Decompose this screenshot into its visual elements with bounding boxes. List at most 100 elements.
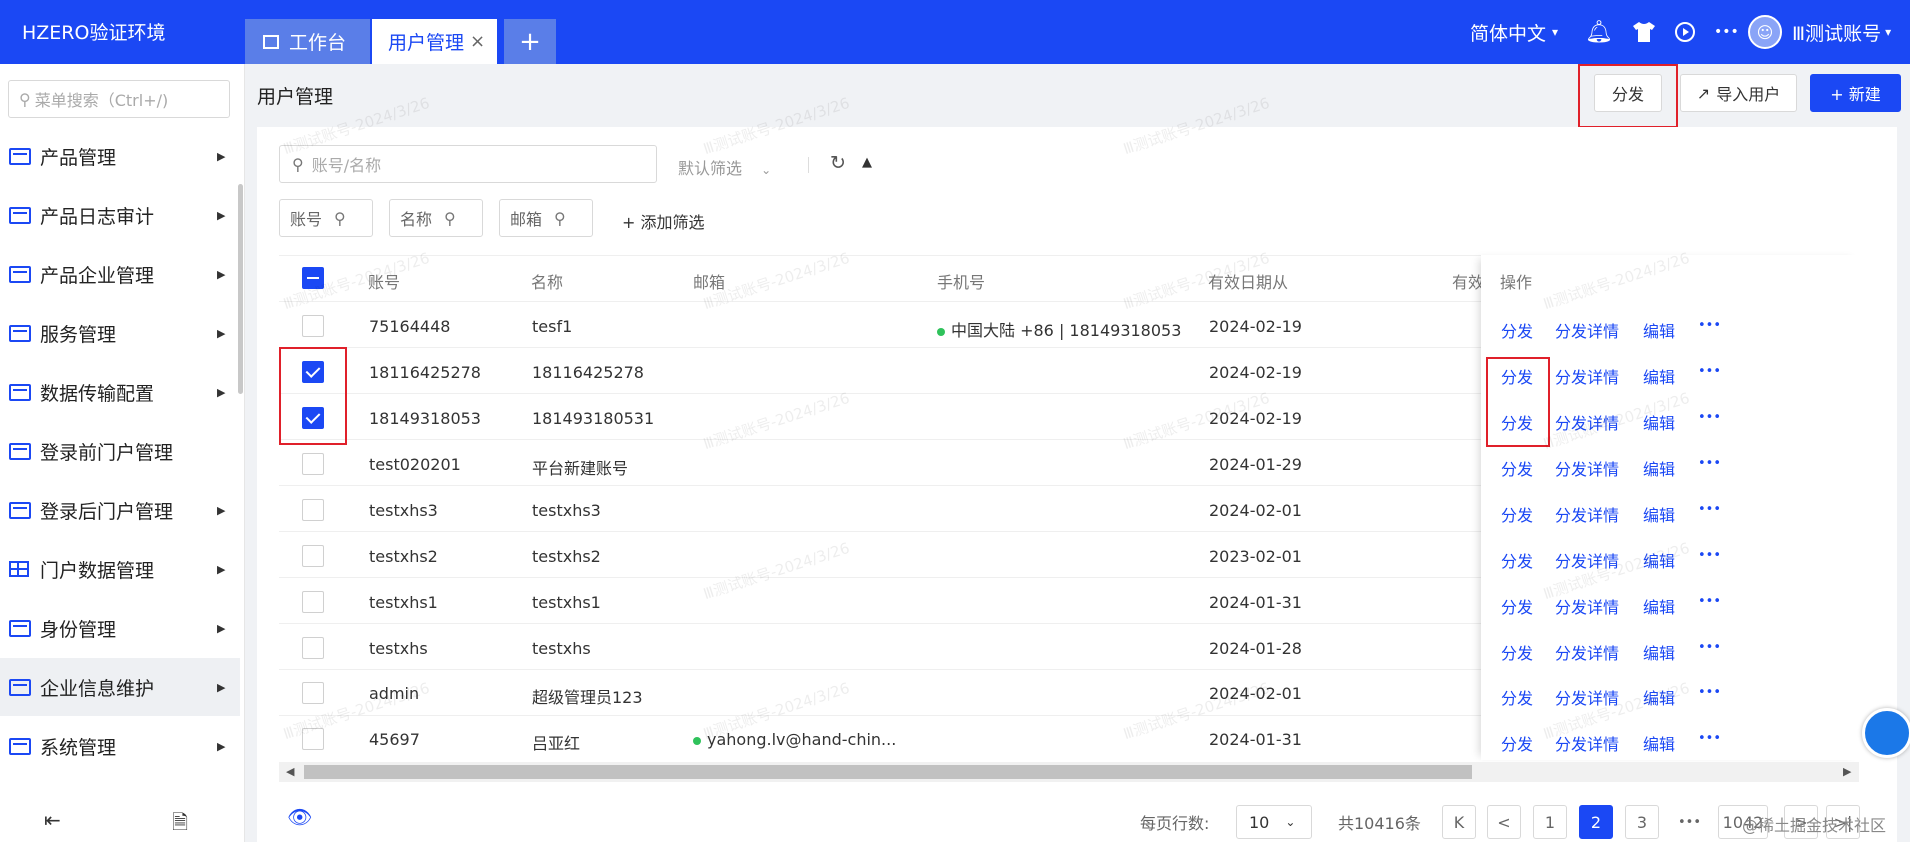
default-filter-select[interactable]: 默认筛选 ⌄: [678, 155, 771, 179]
distribute-link[interactable]: 分发: [1501, 594, 1533, 618]
sidebar-item-product[interactable]: 产品管理 ▶: [0, 127, 240, 185]
edit-link[interactable]: 编辑: [1643, 502, 1675, 526]
sidebar-item-pre-login-portal[interactable]: 登录前门户管理: [0, 422, 240, 480]
more-actions-icon[interactable]: •••: [1698, 640, 1721, 655]
more-actions-icon[interactable]: •••: [1698, 731, 1721, 746]
more-actions-icon[interactable]: •••: [1698, 410, 1721, 425]
row-checkbox[interactable]: [302, 315, 324, 337]
filter-chip-name[interactable]: 名称 ⚲: [389, 199, 483, 237]
close-icon[interactable]: ×: [470, 31, 485, 52]
eye-icon[interactable]: 👁︎: [287, 805, 312, 829]
page-button[interactable]: 3: [1625, 805, 1659, 839]
row-checkbox[interactable]: [302, 545, 324, 567]
sidebar-item-enterprise-info[interactable]: 企业信息维护 ▶: [0, 658, 240, 716]
distribute-details-link[interactable]: 分发详情: [1555, 548, 1619, 572]
more-actions-icon[interactable]: •••: [1698, 594, 1721, 609]
refresh-icon[interactable]: ↻: [830, 152, 846, 174]
prev-page-button[interactable]: <: [1487, 805, 1521, 839]
sidebar-item-portal-data[interactable]: 门户数据管理 ▶: [0, 540, 240, 598]
row-checkbox[interactable]: [302, 637, 324, 659]
row-checkbox[interactable]: [302, 682, 324, 704]
column-header-valid-to[interactable]: 有效: [1452, 269, 1484, 293]
distribute-link[interactable]: 分发: [1501, 548, 1533, 572]
bell-icon[interactable]: 🔔︎: [1585, 14, 1613, 50]
row-checkbox[interactable]: [302, 728, 324, 750]
filter-chip-account[interactable]: 账号 ⚲: [279, 199, 373, 237]
select-all-checkbox[interactable]: [302, 267, 324, 289]
first-page-button[interactable]: K: [1442, 805, 1476, 839]
column-header-phone[interactable]: 手机号: [937, 269, 985, 293]
sidebar-scrollbar[interactable]: [238, 184, 243, 394]
more-actions-icon[interactable]: •••: [1698, 685, 1721, 700]
language-select[interactable]: 简体中文 ▾: [1470, 14, 1558, 50]
collapse-menu-icon[interactable]: ⇤: [44, 808, 61, 832]
sidebar-item-data-transfer[interactable]: 数据传输配置 ▶: [0, 363, 240, 421]
pagination-ellipsis[interactable]: •••: [1678, 805, 1701, 839]
edit-link[interactable]: 编辑: [1643, 548, 1675, 572]
more-actions-icon[interactable]: •••: [1698, 502, 1721, 517]
sidebar-item-identity[interactable]: 身份管理 ▶: [0, 599, 240, 657]
column-header-name[interactable]: 名称: [531, 269, 563, 293]
distribute-details-link[interactable]: 分发详情: [1555, 640, 1619, 664]
sidebar-item-product-log-audit[interactable]: 产品日志审计 ▶: [0, 186, 240, 244]
tab-workbench[interactable]: 工作台: [245, 19, 370, 64]
row-checkbox[interactable]: [302, 453, 324, 475]
collapse-up-icon[interactable]: ▲: [862, 155, 872, 170]
filter-chip-email[interactable]: 邮箱 ⚲: [499, 199, 593, 237]
rows-per-page-select[interactable]: 10 ⌄: [1236, 805, 1312, 839]
scroll-right-icon[interactable]: ▶: [1843, 765, 1851, 778]
distribute-details-link[interactable]: 分发详情: [1555, 685, 1619, 709]
distribute-link[interactable]: 分发: [1501, 318, 1533, 342]
sidebar-item-post-login-portal[interactable]: 登录后门户管理 ▶: [0, 481, 240, 539]
column-header-valid-from[interactable]: 有效日期从: [1208, 269, 1288, 293]
distribute-link[interactable]: 分发: [1501, 456, 1533, 480]
add-tab-button[interactable]: +: [504, 19, 556, 64]
distribute-details-link[interactable]: 分发详情: [1555, 502, 1619, 526]
column-header-account[interactable]: 账号: [368, 269, 400, 293]
column-header-email[interactable]: 邮箱: [693, 269, 725, 293]
edit-link[interactable]: 编辑: [1643, 318, 1675, 342]
search-input[interactable]: ⚲ 账号/名称: [279, 145, 657, 183]
row-checkbox[interactable]: [302, 499, 324, 521]
edit-link[interactable]: 编辑: [1643, 364, 1675, 388]
distribute-link[interactable]: 分发: [1501, 640, 1533, 664]
document-icon[interactable]: 🗎︎: [172, 808, 188, 842]
distribute-link[interactable]: 分发: [1501, 731, 1533, 755]
distribute-details-link[interactable]: 分发详情: [1555, 731, 1619, 755]
sidebar-item-system[interactable]: 系统管理 ▶: [0, 717, 240, 775]
horizontal-scroll-thumb[interactable]: [304, 765, 1472, 779]
edit-link[interactable]: 编辑: [1643, 594, 1675, 618]
distribute-details-link[interactable]: 分发详情: [1555, 410, 1619, 434]
distribute-details-link[interactable]: 分发详情: [1555, 364, 1619, 388]
create-button[interactable]: + 新建: [1810, 74, 1901, 112]
page-button[interactable]: 1: [1533, 805, 1567, 839]
distribute-details-link[interactable]: 分发详情: [1555, 456, 1619, 480]
more-actions-icon[interactable]: •••: [1698, 318, 1721, 333]
import-users-button[interactable]: ↗︎ 导入用户: [1680, 74, 1797, 112]
app-title[interactable]: HZERO验证环境: [22, 18, 165, 45]
play-icon[interactable]: [1674, 14, 1696, 50]
edit-link[interactable]: 编辑: [1643, 410, 1675, 434]
more-actions-icon[interactable]: •••: [1698, 364, 1721, 379]
scroll-left-icon[interactable]: ◀: [286, 765, 294, 778]
help-chat-icon[interactable]: [1862, 708, 1910, 758]
more-actions-icon[interactable]: •••: [1698, 456, 1721, 471]
page-button-current[interactable]: 2: [1579, 805, 1613, 839]
distribute-link[interactable]: 分发: [1501, 685, 1533, 709]
edit-link[interactable]: 编辑: [1643, 731, 1675, 755]
distribute-link[interactable]: 分发: [1501, 502, 1533, 526]
sidebar-item-service[interactable]: 服务管理 ▶: [0, 304, 240, 362]
shirt-icon[interactable]: [1632, 14, 1656, 50]
menu-search-input[interactable]: ⚲ 菜单搜索（Ctrl+/): [8, 80, 230, 118]
tab-user-management[interactable]: 用户管理 ×: [372, 19, 497, 64]
edit-link[interactable]: 编辑: [1643, 685, 1675, 709]
row-checkbox[interactable]: [302, 591, 324, 613]
add-filter-button[interactable]: + 添加筛选: [622, 209, 705, 233]
distribute-details-link[interactable]: 分发详情: [1555, 594, 1619, 618]
edit-link[interactable]: 编辑: [1643, 456, 1675, 480]
sidebar-item-product-enterprise[interactable]: 产品企业管理 ▶: [0, 245, 240, 303]
edit-link[interactable]: 编辑: [1643, 640, 1675, 664]
user-menu[interactable]: ☺ Ⅲ测试账号 ▾: [1748, 14, 1891, 50]
more-icon[interactable]: •••: [1714, 14, 1739, 50]
distribute-details-link[interactable]: 分发详情: [1555, 318, 1619, 342]
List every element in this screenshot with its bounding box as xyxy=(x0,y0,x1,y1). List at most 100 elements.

+ + + + + + +

◆ Description of the task
Rewrite all of the lines above as a numbered list, leaving out blank lines and the pictures.

◆ Correct output
1. Decompose this screenshot into its visual elements with bounding boxes. List at most 100 elements.
2. default-filter-select[interactable]: 默认筛选 ⌄: [678, 155, 771, 179]
3. distribute-link[interactable]: 分发: [1501, 594, 1533, 618]
4. sidebar-item-product[interactable]: 产品管理 ▶: [0, 127, 240, 185]
5. edit-link[interactable]: 编辑: [1643, 502, 1675, 526]
6. sidebar-item-pre-login-portal[interactable]: 登录前门户管理: [0, 422, 240, 480]
7. more-actions-icon[interactable]: •••: [1698, 640, 1721, 655]
8. more-actions-icon[interactable]: •••: [1698, 731, 1721, 746]
9. more-actions-icon[interactable]: •••: [1698, 410, 1721, 425]
10. row-checkbox[interactable]: [302, 315, 324, 337]
11. filter-chip-name[interactable]: 名称 ⚲: [389, 199, 483, 237]
12. close-icon[interactable]: ×: [470, 31, 485, 52]
13. eye-icon[interactable]: 👁︎: [287, 805, 312, 829]
14. page-button[interactable]: 3: [1625, 805, 1659, 839]
15. row-checkbox[interactable]: [302, 545, 324, 567]
16. sidebar-item-enterprise-info[interactable]: 企业信息维护 ▶: [0, 658, 240, 716]
17. distribute-details-link[interactable]: 分发详情: [1555, 548, 1619, 572]
18. more-actions-icon[interactable]: •••: [1698, 594, 1721, 609]
19. refresh-icon[interactable]: ↻: [830, 152, 846, 174]
20. prev-page-button[interactable]: <: [1487, 805, 1521, 839]
21. sidebar-item-portal-data[interactable]: 门户数据管理 ▶: [0, 540, 240, 598]
22. row-checkbox[interactable]: [302, 637, 324, 659]
23. row-checkbox[interactable]: [302, 682, 324, 704]
24. column-header-valid-to[interactable]: 有效: [1452, 269, 1484, 293]
25. distribute-link[interactable]: 分发: [1501, 548, 1533, 572]
26. bell-icon[interactable]: 🔔︎: [1585, 14, 1613, 50]
27. row-checkbox[interactable]: [302, 728, 324, 750]
28. filter-chip-account[interactable]: 账号 ⚲: [279, 199, 373, 237]
29. select-all-checkbox[interactable]: [302, 267, 324, 289]
30. first-page-button[interactable]: K: [1442, 805, 1476, 839]
31. column-header-phone[interactable]: 手机号: [937, 269, 985, 293]
32. sidebar-scrollbar[interactable]: [238, 184, 243, 394]
33. more-actions-icon[interactable]: •••: [1698, 685, 1721, 700]
34. language-select[interactable]: 简体中文 ▾: [1470, 14, 1558, 50]
35. collapse-menu-icon[interactable]: ⇤: [44, 808, 61, 832]
36. sidebar-item-data-transfer[interactable]: 数据传输配置 ▶: [0, 363, 240, 421]
37. pagination-ellipsis[interactable]: •••: [1678, 805, 1701, 839]
38. edit-link[interactable]: 编辑: [1643, 548, 1675, 572]
39. more-actions-icon[interactable]: •••: [1698, 502, 1721, 517]
40. sidebar-item-identity[interactable]: 身份管理 ▶: [0, 599, 240, 657]
41. column-header-name[interactable]: 名称: [531, 269, 563, 293]
42. distribute-details-link[interactable]: 分发详情: [1555, 640, 1619, 664]
43. sidebar-item-product-log-audit[interactable]: 产品日志审计 ▶: [0, 186, 240, 244]
44. tab-workbench[interactable]: 工作台: [245, 19, 370, 64]
45. row-checkbox[interactable]: [302, 453, 324, 475]
46. collapse-up-icon[interactable]: ▲: [862, 155, 872, 170]
47. filter-chip-email[interactable]: 邮箱 ⚲: [499, 199, 593, 237]
48. rows-per-page-select[interactable]: 10 ⌄: [1236, 805, 1312, 839]
49. scroll-right-icon[interactable]: ▶: [1843, 765, 1851, 778]
50. distribute-details-link[interactable]: 分发详情: [1555, 685, 1619, 709]
51. distribute-link[interactable]: 分发: [1501, 318, 1533, 342]
52. sidebar-item-post-login-portal[interactable]: 登录后门户管理 ▶: [0, 481, 240, 539]
53. column-header-valid-from[interactable]: 有效日期从: [1208, 269, 1288, 293]
54. distribute-link[interactable]: 分发: [1501, 456, 1533, 480]
55. add-tab-button[interactable]: +: [504, 19, 556, 64]
56. distribute-details-link[interactable]: 分发详情: [1555, 502, 1619, 526]
57. column-header-account[interactable]: 账号: [368, 269, 400, 293]
58. column-header-email[interactable]: 邮箱: [693, 269, 725, 293]
59. edit-link[interactable]: 编辑: [1643, 318, 1675, 342]
60. search-input[interactable]: ⚲ 账号/名称: [279, 145, 657, 183]
61. row-checkbox[interactable]: [302, 499, 324, 521]
62. edit-link[interactable]: 编辑: [1643, 364, 1675, 388]
63. distribute-link[interactable]: 分发: [1501, 640, 1533, 664]
64. document-icon[interactable]: 🗎︎: [172, 808, 188, 842]
65. distribute-link[interactable]: 分发: [1501, 731, 1533, 755]
66. distribute-details-link[interactable]: 分发详情: [1555, 731, 1619, 755]
67. sidebar-item-system[interactable]: 系统管理 ▶: [0, 717, 240, 775]
68. horizontal-scroll-thumb[interactable]: [304, 765, 1472, 779]
69. edit-link[interactable]: 编辑: [1643, 594, 1675, 618]
70. distribute-details-link[interactable]: 分发详情: [1555, 410, 1619, 434]
71. distribute-details-link[interactable]: 分发详情: [1555, 364, 1619, 388]
72. create-button[interactable]: + 新建: [1810, 74, 1901, 112]
73. page-button[interactable]: 1: [1533, 805, 1567, 839]
74. distribute-details-link[interactable]: 分发详情: [1555, 456, 1619, 480]
75. more-actions-icon[interactable]: •••: [1698, 318, 1721, 333]
76. import-users-button[interactable]: ↗︎ 导入用户: [1680, 74, 1797, 112]
77. app-title[interactable]: HZERO验证环境: [22, 18, 165, 45]
78. play-icon[interactable]: [1674, 14, 1696, 50]
79. edit-link[interactable]: 编辑: [1643, 410, 1675, 434]
80. more-actions-icon[interactable]: •••: [1698, 364, 1721, 379]
81. scroll-left-icon[interactable]: ◀: [286, 765, 294, 778]
82. help-chat-icon[interactable]: [1862, 708, 1910, 758]
83. more-actions-icon[interactable]: •••: [1698, 456, 1721, 471]
84. page-button-current[interactable]: 2: [1579, 805, 1613, 839]
85. distribute-link[interactable]: 分发: [1501, 685, 1533, 709]
86. edit-link[interactable]: 编辑: [1643, 731, 1675, 755]
87. distribute-link[interactable]: 分发: [1501, 502, 1533, 526]
88. sidebar-item-service[interactable]: 服务管理 ▶: [0, 304, 240, 362]
89. shirt-icon[interactable]: [1632, 14, 1656, 50]
90. menu-search-input[interactable]: ⚲ 菜单搜索（Ctrl+/): [8, 80, 230, 118]
91. tab-user-management[interactable]: 用户管理 ×: [372, 19, 497, 64]
92. edit-link[interactable]: 编辑: [1643, 685, 1675, 709]
93. row-checkbox[interactable]: [302, 591, 324, 613]
94. add-filter-button[interactable]: + 添加筛选: [622, 209, 705, 233]
95. distribute-details-link[interactable]: 分发详情: [1555, 594, 1619, 618]
96. edit-link[interactable]: 编辑: [1643, 456, 1675, 480]
97. sidebar-item-product-enterprise[interactable]: 产品企业管理 ▶: [0, 245, 240, 303]
98. edit-link[interactable]: 编辑: [1643, 640, 1675, 664]
99. user-menu[interactable]: ☺ Ⅲ测试账号 ▾: [1748, 14, 1891, 50]
100. more-icon[interactable]: •••: [1714, 14, 1739, 50]
101. distribute-details-link[interactable]: 分发详情: [1555, 318, 1619, 342]
102. List every element in this screenshot with its bounding box as xyxy=(x0,y0,x1,y1). List at most 100 elements.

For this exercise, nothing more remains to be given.